Data records
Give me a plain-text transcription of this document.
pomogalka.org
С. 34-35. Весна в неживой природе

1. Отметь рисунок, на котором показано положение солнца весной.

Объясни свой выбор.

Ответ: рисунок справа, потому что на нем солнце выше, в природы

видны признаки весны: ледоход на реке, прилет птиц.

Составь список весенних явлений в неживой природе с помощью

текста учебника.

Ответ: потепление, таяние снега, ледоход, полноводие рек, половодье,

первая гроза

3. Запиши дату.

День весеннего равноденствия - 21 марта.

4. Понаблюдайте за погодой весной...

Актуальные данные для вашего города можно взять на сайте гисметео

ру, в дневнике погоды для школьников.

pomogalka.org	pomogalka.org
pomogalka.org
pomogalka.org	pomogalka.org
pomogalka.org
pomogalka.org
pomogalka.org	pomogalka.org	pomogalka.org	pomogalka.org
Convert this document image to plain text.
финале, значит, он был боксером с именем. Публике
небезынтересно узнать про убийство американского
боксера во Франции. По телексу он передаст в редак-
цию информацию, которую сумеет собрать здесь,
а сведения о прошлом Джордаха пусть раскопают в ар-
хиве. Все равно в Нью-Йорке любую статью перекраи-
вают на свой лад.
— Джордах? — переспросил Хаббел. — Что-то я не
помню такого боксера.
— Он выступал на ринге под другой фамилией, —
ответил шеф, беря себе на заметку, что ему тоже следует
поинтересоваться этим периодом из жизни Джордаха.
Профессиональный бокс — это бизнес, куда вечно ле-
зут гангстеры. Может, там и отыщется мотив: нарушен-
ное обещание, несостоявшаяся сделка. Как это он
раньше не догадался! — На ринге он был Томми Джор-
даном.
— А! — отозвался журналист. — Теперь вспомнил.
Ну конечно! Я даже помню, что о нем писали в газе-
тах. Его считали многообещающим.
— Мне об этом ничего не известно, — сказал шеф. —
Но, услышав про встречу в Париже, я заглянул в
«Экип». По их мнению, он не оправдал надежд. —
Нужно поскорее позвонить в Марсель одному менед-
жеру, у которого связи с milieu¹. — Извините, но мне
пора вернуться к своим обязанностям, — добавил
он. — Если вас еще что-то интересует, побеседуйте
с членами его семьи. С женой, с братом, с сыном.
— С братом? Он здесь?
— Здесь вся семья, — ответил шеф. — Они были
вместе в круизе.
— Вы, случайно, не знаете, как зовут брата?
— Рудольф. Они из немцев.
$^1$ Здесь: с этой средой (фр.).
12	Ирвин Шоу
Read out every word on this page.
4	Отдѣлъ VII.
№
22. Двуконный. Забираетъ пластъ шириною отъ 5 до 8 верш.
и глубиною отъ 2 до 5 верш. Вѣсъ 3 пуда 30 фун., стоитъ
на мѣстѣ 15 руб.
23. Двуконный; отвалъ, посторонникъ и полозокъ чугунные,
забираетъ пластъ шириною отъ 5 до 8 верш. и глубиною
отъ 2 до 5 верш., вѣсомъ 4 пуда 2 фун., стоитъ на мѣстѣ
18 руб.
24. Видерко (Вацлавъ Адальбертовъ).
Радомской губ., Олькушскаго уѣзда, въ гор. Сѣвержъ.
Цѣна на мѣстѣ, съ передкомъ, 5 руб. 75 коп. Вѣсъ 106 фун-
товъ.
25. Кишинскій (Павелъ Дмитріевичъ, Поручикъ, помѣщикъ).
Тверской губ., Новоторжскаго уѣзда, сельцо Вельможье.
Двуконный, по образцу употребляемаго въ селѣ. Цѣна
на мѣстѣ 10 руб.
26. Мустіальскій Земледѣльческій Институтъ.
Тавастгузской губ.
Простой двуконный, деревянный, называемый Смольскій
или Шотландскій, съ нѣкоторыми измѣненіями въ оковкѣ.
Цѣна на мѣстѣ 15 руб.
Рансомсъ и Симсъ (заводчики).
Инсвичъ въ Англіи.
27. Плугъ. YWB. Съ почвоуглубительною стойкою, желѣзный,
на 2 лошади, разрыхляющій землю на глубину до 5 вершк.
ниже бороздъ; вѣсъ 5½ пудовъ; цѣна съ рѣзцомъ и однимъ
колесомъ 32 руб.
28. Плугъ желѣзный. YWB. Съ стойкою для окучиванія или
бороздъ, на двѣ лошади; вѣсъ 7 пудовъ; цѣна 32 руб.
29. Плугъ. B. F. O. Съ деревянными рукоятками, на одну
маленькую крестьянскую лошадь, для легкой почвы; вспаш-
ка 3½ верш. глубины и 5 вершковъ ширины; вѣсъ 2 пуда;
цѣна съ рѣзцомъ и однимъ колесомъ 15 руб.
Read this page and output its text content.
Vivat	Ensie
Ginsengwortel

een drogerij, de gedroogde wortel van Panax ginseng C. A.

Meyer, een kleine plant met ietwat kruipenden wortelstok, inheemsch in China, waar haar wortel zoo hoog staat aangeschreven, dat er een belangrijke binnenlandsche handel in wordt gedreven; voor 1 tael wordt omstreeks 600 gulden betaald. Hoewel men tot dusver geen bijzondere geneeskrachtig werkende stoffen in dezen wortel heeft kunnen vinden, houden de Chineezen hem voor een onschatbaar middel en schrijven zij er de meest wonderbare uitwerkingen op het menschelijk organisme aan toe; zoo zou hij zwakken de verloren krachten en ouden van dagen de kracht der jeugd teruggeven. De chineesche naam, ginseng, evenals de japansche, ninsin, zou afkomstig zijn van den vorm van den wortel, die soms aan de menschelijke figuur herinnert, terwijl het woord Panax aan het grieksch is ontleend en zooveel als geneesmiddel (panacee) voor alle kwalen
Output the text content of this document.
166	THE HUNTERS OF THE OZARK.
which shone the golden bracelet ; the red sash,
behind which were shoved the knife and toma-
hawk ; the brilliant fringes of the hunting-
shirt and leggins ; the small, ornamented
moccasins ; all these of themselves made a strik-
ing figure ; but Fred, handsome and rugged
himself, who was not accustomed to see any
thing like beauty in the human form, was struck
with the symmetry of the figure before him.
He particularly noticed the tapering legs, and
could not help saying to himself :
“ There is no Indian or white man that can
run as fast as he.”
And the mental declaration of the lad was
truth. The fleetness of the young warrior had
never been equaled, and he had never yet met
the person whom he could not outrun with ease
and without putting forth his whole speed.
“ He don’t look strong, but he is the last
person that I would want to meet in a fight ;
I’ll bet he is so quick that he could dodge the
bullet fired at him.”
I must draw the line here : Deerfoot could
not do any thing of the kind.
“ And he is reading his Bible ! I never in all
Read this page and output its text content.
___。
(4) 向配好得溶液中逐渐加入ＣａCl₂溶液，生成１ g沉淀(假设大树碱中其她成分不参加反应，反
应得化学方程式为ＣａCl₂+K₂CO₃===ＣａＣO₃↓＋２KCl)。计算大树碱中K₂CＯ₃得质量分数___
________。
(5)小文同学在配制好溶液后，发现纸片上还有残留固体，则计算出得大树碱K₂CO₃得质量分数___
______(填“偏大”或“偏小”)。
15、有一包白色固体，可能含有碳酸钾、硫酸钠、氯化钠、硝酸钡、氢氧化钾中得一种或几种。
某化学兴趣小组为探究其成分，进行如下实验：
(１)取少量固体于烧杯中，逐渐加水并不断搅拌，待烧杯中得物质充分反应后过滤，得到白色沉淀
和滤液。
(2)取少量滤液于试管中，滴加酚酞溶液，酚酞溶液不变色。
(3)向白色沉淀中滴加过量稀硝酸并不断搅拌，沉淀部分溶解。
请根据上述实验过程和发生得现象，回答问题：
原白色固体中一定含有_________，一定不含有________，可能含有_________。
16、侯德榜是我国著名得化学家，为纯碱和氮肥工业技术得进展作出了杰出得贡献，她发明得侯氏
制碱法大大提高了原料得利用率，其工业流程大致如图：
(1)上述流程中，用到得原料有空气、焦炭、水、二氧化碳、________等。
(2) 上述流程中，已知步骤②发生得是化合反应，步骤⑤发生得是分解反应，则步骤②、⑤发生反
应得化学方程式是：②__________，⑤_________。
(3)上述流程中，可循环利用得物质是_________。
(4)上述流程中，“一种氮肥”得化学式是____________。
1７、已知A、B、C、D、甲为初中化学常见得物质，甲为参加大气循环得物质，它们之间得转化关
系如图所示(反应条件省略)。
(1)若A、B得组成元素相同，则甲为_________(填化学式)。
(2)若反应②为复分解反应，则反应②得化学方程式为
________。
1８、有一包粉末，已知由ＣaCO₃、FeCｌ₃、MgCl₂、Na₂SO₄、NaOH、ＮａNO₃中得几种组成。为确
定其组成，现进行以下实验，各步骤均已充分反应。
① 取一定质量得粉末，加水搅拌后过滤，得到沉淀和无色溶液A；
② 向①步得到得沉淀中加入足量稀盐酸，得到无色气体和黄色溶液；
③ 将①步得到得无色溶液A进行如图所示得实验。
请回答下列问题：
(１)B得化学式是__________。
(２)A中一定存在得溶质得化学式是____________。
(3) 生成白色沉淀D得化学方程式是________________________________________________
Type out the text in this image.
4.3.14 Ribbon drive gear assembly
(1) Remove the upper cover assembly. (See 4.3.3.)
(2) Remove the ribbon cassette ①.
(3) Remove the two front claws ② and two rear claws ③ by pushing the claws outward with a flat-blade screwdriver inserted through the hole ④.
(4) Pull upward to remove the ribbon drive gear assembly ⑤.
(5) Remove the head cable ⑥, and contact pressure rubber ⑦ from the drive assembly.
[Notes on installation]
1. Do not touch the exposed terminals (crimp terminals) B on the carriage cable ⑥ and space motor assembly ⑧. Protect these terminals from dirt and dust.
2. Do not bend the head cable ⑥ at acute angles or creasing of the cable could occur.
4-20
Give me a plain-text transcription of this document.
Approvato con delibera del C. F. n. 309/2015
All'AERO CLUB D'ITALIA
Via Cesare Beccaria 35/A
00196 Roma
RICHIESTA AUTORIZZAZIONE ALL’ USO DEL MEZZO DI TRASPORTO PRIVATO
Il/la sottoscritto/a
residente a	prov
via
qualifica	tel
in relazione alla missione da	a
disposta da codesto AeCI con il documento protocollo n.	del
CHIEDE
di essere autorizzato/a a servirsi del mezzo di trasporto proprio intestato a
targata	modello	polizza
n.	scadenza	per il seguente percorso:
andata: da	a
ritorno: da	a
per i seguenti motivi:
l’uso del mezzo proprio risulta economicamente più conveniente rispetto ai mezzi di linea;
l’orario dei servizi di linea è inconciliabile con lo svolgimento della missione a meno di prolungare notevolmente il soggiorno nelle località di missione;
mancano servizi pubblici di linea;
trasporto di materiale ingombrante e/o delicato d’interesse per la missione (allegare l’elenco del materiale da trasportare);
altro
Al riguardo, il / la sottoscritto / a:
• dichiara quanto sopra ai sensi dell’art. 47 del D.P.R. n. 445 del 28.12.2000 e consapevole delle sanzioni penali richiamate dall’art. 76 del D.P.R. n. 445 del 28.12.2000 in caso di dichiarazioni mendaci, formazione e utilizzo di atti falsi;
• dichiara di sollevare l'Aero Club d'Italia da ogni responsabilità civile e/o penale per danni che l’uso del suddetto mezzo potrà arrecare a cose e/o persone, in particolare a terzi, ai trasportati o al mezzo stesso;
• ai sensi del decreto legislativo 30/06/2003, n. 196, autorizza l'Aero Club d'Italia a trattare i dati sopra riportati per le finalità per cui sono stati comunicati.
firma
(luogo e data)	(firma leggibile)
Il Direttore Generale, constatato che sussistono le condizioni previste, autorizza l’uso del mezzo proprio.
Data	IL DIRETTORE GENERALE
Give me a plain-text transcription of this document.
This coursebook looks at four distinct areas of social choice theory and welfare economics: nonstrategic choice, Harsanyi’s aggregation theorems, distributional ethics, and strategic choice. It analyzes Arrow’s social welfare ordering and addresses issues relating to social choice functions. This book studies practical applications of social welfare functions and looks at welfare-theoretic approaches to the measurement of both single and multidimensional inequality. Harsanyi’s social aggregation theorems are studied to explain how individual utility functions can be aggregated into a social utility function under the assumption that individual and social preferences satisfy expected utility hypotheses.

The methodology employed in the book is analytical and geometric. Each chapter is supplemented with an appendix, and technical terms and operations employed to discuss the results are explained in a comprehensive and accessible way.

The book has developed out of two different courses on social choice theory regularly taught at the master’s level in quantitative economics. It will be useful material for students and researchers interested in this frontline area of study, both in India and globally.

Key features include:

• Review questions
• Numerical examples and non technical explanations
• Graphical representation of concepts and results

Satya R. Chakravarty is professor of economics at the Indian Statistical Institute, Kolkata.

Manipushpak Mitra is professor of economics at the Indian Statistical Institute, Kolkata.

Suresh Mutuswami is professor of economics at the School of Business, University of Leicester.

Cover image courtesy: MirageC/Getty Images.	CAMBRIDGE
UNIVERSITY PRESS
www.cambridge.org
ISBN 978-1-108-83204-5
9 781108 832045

Exercise: Return only the number of lines in the data that contain "sensi".

The completed task: 2